**Entries from a dataset:**
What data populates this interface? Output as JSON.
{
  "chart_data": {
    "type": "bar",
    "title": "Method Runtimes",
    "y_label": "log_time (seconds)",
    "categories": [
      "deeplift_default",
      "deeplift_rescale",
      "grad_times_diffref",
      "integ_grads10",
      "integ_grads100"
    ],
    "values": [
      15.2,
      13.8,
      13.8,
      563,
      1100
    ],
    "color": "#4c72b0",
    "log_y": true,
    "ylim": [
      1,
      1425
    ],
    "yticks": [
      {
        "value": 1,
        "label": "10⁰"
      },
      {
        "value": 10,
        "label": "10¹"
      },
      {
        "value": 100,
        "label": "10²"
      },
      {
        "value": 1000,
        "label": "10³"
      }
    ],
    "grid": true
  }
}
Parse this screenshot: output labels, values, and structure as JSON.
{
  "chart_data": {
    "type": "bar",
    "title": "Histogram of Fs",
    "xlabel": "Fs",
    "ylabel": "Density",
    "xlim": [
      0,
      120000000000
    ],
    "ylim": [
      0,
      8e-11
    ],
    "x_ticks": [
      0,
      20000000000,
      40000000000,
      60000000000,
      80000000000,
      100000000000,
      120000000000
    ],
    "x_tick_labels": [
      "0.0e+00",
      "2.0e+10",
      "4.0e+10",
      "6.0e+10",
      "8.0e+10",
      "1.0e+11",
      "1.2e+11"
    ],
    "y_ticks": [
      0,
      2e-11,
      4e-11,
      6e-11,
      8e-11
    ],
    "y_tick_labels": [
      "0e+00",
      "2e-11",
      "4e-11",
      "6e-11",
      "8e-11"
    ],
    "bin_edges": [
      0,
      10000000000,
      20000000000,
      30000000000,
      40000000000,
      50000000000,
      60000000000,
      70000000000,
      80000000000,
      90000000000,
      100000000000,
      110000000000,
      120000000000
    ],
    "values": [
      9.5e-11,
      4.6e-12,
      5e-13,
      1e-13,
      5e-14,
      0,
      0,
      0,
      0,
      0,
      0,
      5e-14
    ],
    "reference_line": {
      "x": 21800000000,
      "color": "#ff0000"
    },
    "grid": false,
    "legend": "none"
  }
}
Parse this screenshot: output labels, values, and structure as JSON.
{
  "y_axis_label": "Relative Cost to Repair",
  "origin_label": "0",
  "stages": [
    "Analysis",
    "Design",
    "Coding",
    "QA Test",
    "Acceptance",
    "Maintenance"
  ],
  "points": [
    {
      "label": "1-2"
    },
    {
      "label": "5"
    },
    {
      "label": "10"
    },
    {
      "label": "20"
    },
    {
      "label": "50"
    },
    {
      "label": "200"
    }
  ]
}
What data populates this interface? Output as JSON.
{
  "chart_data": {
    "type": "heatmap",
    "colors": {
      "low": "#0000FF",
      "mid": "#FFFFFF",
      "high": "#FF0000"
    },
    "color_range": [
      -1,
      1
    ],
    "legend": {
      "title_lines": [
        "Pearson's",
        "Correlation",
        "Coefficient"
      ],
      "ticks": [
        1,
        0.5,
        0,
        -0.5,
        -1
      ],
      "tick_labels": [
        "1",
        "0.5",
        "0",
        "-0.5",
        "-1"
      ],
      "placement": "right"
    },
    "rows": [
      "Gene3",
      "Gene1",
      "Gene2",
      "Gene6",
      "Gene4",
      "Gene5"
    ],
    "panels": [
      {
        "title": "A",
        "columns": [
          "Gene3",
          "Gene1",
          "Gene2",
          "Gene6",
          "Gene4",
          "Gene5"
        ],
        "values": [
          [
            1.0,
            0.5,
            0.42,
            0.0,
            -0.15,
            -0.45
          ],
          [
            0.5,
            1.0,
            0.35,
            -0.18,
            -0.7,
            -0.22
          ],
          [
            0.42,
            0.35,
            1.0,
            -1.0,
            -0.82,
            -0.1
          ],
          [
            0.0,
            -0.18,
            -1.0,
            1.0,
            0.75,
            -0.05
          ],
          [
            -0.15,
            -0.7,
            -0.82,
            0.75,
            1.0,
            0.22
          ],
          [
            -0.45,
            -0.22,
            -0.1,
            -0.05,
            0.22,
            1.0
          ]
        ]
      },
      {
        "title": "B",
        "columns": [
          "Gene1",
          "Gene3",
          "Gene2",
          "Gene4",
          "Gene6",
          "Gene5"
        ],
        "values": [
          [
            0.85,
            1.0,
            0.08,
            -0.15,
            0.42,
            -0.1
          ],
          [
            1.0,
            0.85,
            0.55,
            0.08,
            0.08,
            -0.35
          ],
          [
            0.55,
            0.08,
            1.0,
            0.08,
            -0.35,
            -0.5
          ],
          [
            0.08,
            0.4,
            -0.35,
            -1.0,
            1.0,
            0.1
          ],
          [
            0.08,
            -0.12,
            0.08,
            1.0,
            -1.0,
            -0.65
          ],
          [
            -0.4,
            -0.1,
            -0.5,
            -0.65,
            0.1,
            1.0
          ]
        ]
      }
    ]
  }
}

**Exercise prompt:** Copy out every line of the data above, exactly as given.

**Task answer:**
What data populates this interface? Output as JSON.
{
  "chart_data": {
    "type": "bar",
    "title": "Method Runtimes",
    "y_label": "log_time (seconds)",
    "categories": [
      "deeplift_default",
      "deeplift_rescale",
      "grad_times_diffref",
      "integ_grads10",
      "integ_grads100"
    ],
    "values": [
      15.2,
      13.8,
      13.8,
      563,
      1100
    ],
    "color": "#4c72b0",
    "log_y": true,
    "ylim": [
      1,
      1425
    ],
    "yticks": [
      {
        "value": 1,
        "label": "10⁰"
      },
      {
        "value": 10,
        "label": "10¹"
      },
      {
        "value": 100,
        "label": "10²"
      },
      {
        "value": 1000,
        "label": "10³"
      }
    ],
    "grid": true
  }
}
Parse this screenshot: output labels, values, and structure as JSON.
{
  "chart_data": {
    "type": "bar",
    "title": "Histogram of Fs",
    "xlabel": "Fs",
    "ylabel": "Density",
    "xlim": [
      0,
      120000000000
    ],
    "ylim": [
      0,
      8e-11
    ],
    "x_ticks": [
      0,
      20000000000,
      40000000000,
      60000000000,
      80000000000,
      100000000000,
      120000000000
    ],
    "x_tick_labels": [
      "0.0e+00",
      "2.0e+10",
      "4.0e+10",
      "6.0e+10",
      "8.0e+10",
      "1.0e+11",
      "1.2e+11"
    ],
    "y_ticks": [
      0,
      2e-11,
      4e-11,
      6e-11,
      8e-11
    ],
    "y_tick_labels": [
      "0e+00",
      "2e-11",
      "4e-11",
      "6e-11",
      "8e-11"
    ],
    "bin_edges": [
      0,
      10000000000,
      20000000000,
      30000000000,
      40000000000,
      50000000000,
      60000000000,
      70000000000,
      80000000000,
      90000000000,
      100000000000,
      110000000000,
      120000000000
    ],
    "values": [
      9.5e-11,
      4.6e-12,
      5e-13,
      1e-13,
      5e-14,
      0,
      0,
      0,
      0,
      0,
      0,
      5e-14
    ],
    "reference_line": {
      "x": 21800000000,
      "color": "#ff0000"
    },
    "grid": false,
    "legend": "none"
  }
}
Parse this screenshot: output labels, values, and structure as JSON.
{
  "y_axis_label": "Relative Cost to Repair",
  "origin_label": "0",
  "stages": [
    "Analysis",
    "Design",
    "Coding",
    "QA Test",
    "Acceptance",
    "Maintenance"
  ],
  "points": [
    {
      "label": "1-2"
    },
    {
      "label": "5"
    },
    {
      "label": "10"
    },
    {
      "label": "20"
    },
    {
      "label": "50"
    },
    {
      "label": "200"
    }
  ]
}
What data populates this interface? Output as JSON.
{
  "chart_data": {
    "type": "heatmap",
    "colors": {
      "low": "#0000FF",
      "mid": "#FFFFFF",
      "high": "#FF0000"
    },
    "color_range": [
      -1,
      1
    ],
    "legend": {
      "title_lines": [
        "Pearson's",
        "Correlation",
        "Coefficient"
      ],
      "ticks": [
        1,
        0.5,
        0,
        -0.5,
        -1
      ],
      "tick_labels": [
        "1",
        "0.5",
        "0",
        "-0.5",
        "-1"
      ],
      "placement": "right"
    },
    "rows": [
      "Gene3",
      "Gene1",
      "Gene2",
      "Gene6",
      "Gene4",
      "Gene5"
    ],
    "panels": [
      {
        "title": "A",
        "columns": [
          "Gene3",
          "Gene1",
          "Gene2",
          "Gene6",
          "Gene4",
          "Gene5"
        ],
        "values": [
          [
            1.0,
            0.5,
            0.42,
            0.0,
            -0.15,
            -0.45
          ],
          [
            0.5,
            1.0,
            0.35,
            -0.18,
            -0.7,
            -0.22
          ],
          [
            0.42,
            0.35,
            1.0,
            -1.0,
            -0.82,
            -0.1
          ],
          [
            0.0,
            -0.18,
            -1.0,
            1.0,
            0.75,
            -0.05
          ],
          [
            -0.15,
            -0.7,
            -0.82,
            0.75,
            1.0,
            0.22
          ],
          [
            -0.45,
            -0.22,
            -0.1,
            -0.05,
            0.22,
            1.0
          ]
        ]
      },
      {
        "title": "B",
        "columns": [
          "Gene1",
          "Gene3",
          "Gene2",
          "Gene4",
          "Gene6",
          "Gene5"
        ],
        "values": [
          [
            0.85,
            1.0,
            0.08,
            -0.15,
            0.42,
            -0.1
          ],
          [
            1.0,
            0.85,
            0.55,
            0.08,
            0.08,
            -0.35
          ],
          [
            0.55,
            0.08,
            1.0,
            0.08,
            -0.35,
            -0.5
          ],
          [
            0.08,
            0.4,
            -0.35,
            -1.0,
            1.0,
            0.1
          ],
          [
            0.08,
            -0.12,
            0.08,
            1.0,
            -1.0,
            -0.65
          ],
          [
            -0.4,
            -0.1,
            -0.5,
            -0.65,
            0.1,
            1.0
          ]
        ]
      }
    ]
  }
}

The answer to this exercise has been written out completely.